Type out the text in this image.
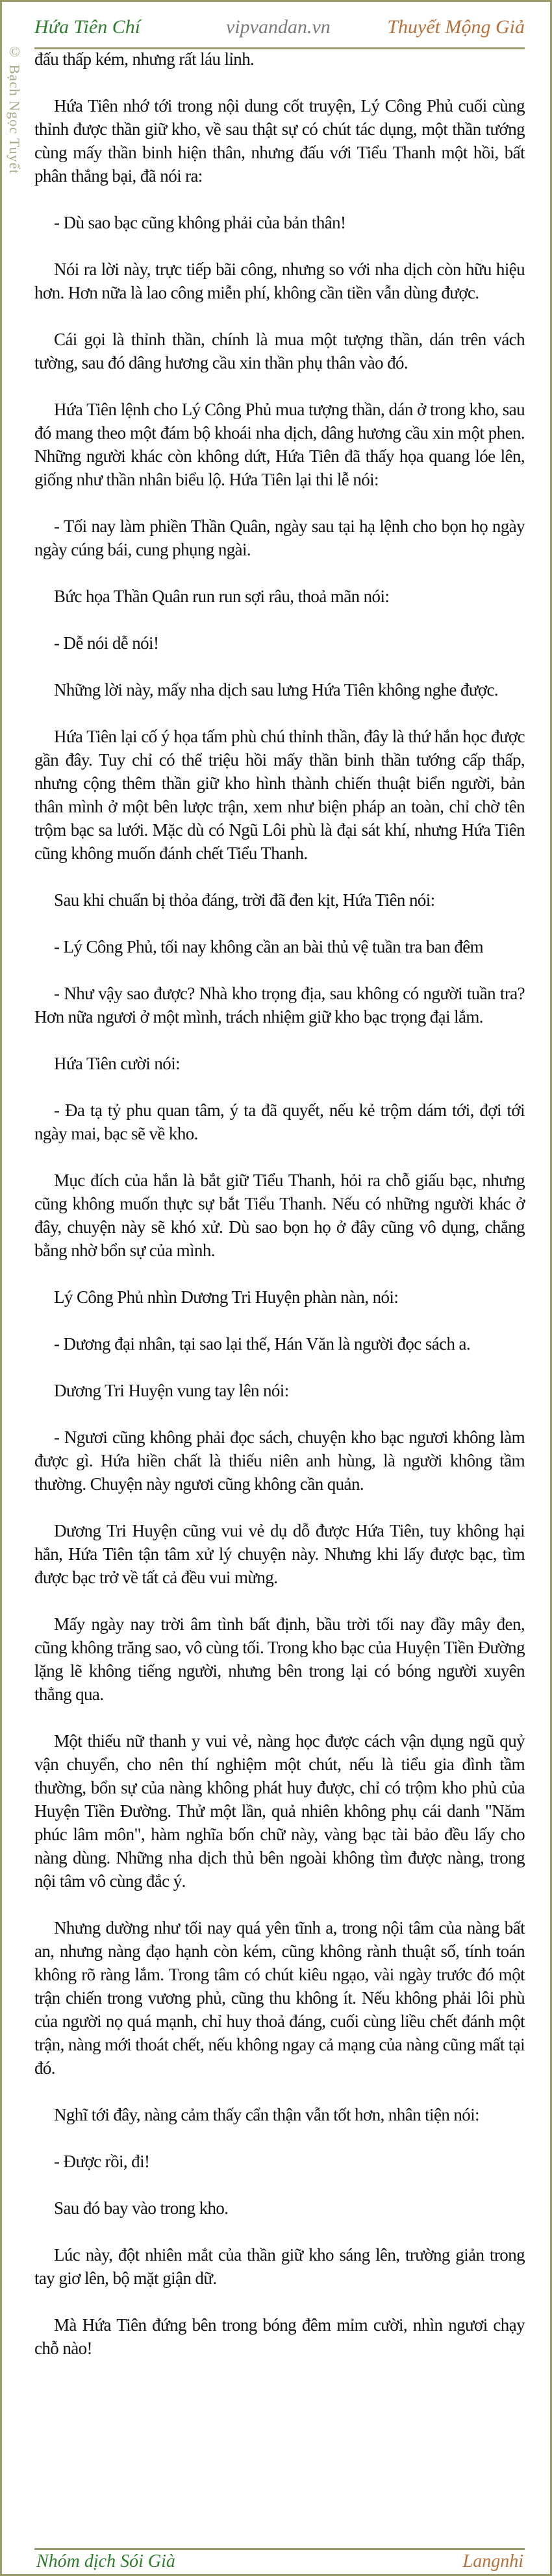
Hứa Tiên Chí	vipvandan.vn	Thuyết Mộng Giả
© Bạch Ngọc Tuyết đấu thấp kém, nhưng rất láu lỉnh.

Hứa Tiên nhớ tới trong nội dung cốt truyện, Lý Công Phủ cuối cùng thỉnh được thần giữ kho, về sau thật sự có chút tác dụng, một thần tướng cùng mấy thần binh hiện thân, nhưng đấu với Tiểu Thanh một hồi, bất phân thắng bại, đã nói ra:

- Dù sao bạc cũng không phải của bản thân!

Nói ra lời này, trực tiếp bãi công, nhưng so với nha dịch còn hữu hiệu hơn. Hơn nữa là lao công miễn phí, không cần tiền vẫn dùng được.

Cái gọi là thỉnh thần, chính là mua một tượng thần, dán trên vách tường, sau đó dâng hương cầu xin thần phụ thân vào đó.

Hứa Tiên lệnh cho Lý Công Phủ mua tượng thần, dán ở trong kho, sau đó mang theo một đám bộ khoái nha dịch, dâng hương cầu xin một phen. Những người khác còn không dứt, Hứa Tiên đã thấy họa quang lóe lên, giống như thần nhân biểu lộ. Hứa Tiên lại thi lễ nói:

- Tối nay làm phiền Thần Quân, ngày sau tại hạ lệnh cho bọn họ ngày ngày cúng bái, cung phụng ngài.

Bức họa Thần Quân run run sợi râu, thoả mãn nói:

- Dễ nói dễ nói!

Những lời này, mấy nha dịch sau lưng Hứa Tiên không nghe được.

Hứa Tiên lại cố ý họa tấm phù chú thỉnh thần, đây là thứ hắn học được gần đây. Tuy chỉ có thể triệu hồi mấy thần binh thần tướng cấp thấp, nhưng cộng thêm thần giữ kho hình thành chiến thuật biển người, bản thân mình ở một bên lược trận, xem như biện pháp an toàn, chỉ chờ tên trộm bạc sa lưới. Mặc dù có Ngũ Lôi phù là đại sát khí, nhưng Hứa Tiên cũng không muốn đánh chết Tiểu Thanh.

Sau khi chuẩn bị thỏa đáng, trời đã đen kịt, Hứa Tiên nói:

- Lý Công Phủ, tối nay không cần an bài thủ vệ tuần tra ban đêm

- Như vậy sao được? Nhà kho trọng địa, sau không có người tuần tra? Hơn nữa ngươi ở một mình, trách nhiệm giữ kho bạc trọng đại lắm.

Hứa Tiên cười nói:

- Đa tạ tỷ phu quan tâm, ý ta đã quyết, nếu kẻ trộm dám tới, đợi tới ngày mai, bạc sẽ về kho.

Mục đích của hắn là bắt giữ Tiểu Thanh, hỏi ra chỗ giấu bạc, nhưng cũng không muốn thực sự bắt Tiểu Thanh. Nếu có những người khác ở đây, chuyện này sẽ khó xử. Dù sao bọn họ ở đây cũng vô dụng, chẳng bằng nhờ bổn sự của mình.

Lý Công Phủ nhìn Dương Tri Huyện phàn nàn, nói:

- Dương đại nhân, tại sao lại thế, Hán Văn là người đọc sách a.

Dương Tri Huyện vung tay lên nói:

- Ngươi cũng không phải đọc sách, chuyện kho bạc ngươi không làm được gì. Hứa hiền chất là thiếu niên anh hùng, là người không tầm thường. Chuyện này ngươi cũng không cần quản.

Dương Tri Huyện cũng vui vẻ dụ dỗ được Hứa Tiên, tuy không hại hắn, Hứa Tiên tận tâm xử lý chuyện này. Nhưng khi lấy được bạc, tìm được bạc trở về tất cả đều vui mừng.

Mấy ngày nay trời âm tình bất định, bầu trời tối nay đầy mây đen, cũng không trăng sao, vô cùng tối. Trong kho bạc của Huyện Tiền Đường lặng lẽ không tiếng người, nhưng bên trong lại có bóng người xuyên thẳng qua.

Một thiếu nữ thanh y vui vẻ, nàng học được cách vận dụng ngũ quỷ vận chuyển, cho nên thí nghiệm một chút, nếu là tiểu gia đình tầm thường, bổn sự của nàng không phát huy được, chỉ có trộm kho phủ của Huyện Tiền Đường. Thử một lần, quả nhiên không phụ cái danh "Năm phúc lâm môn", hàm nghĩa bốn chữ này, vàng bạc tài bảo đều lấy cho nàng dùng. Những nha dịch thủ bên ngoài không tìm được nàng, trong nội tâm vô cùng đắc ý.

Nhưng dường như tối nay quá yên tĩnh a, trong nội tâm của nàng bất an, nhưng nàng đạo hạnh còn kém, cũng không rành thuật số, tính toán không rõ ràng lắm. Trong tâm có chút kiêu ngạo, vài ngày trước đó một trận chiến trong vương phủ, cũng thu không ít. Nếu không phải lôi phù của người nọ quá mạnh, chỉ huy thoả đáng, cuối cùng liều chết đánh một trận, nàng mới thoát chết, nếu không ngay cả mạng của nàng cũng mất tại đó.

Nghĩ tới đây, nàng cảm thấy cẩn thận vẫn tốt hơn, nhân tiện nói:

- Được rồi, đi!

Sau đó bay vào trong kho.

Lúc này, đột nhiên mắt của thần giữ kho sáng lên, trường giản trong tay giơ lên, bộ mặt giận dữ.

Mà Hứa Tiên đứng bên trong bóng đêm mỉm cười, nhìn ngươi chạy chỗ nào!

Nhóm dịch Sói Già	Langnhi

________

= Challenge =
Write out every line of the preceding listing that contains "Quân".

= Response below =
- Tối nay làm phiền Thần Quân, ngày sau tại hạ lệnh cho bọn họ ngày ngày cúng bái, cung phụng ngài.
Bức họa Thần Quân run run sợi râu, thoả mãn nói:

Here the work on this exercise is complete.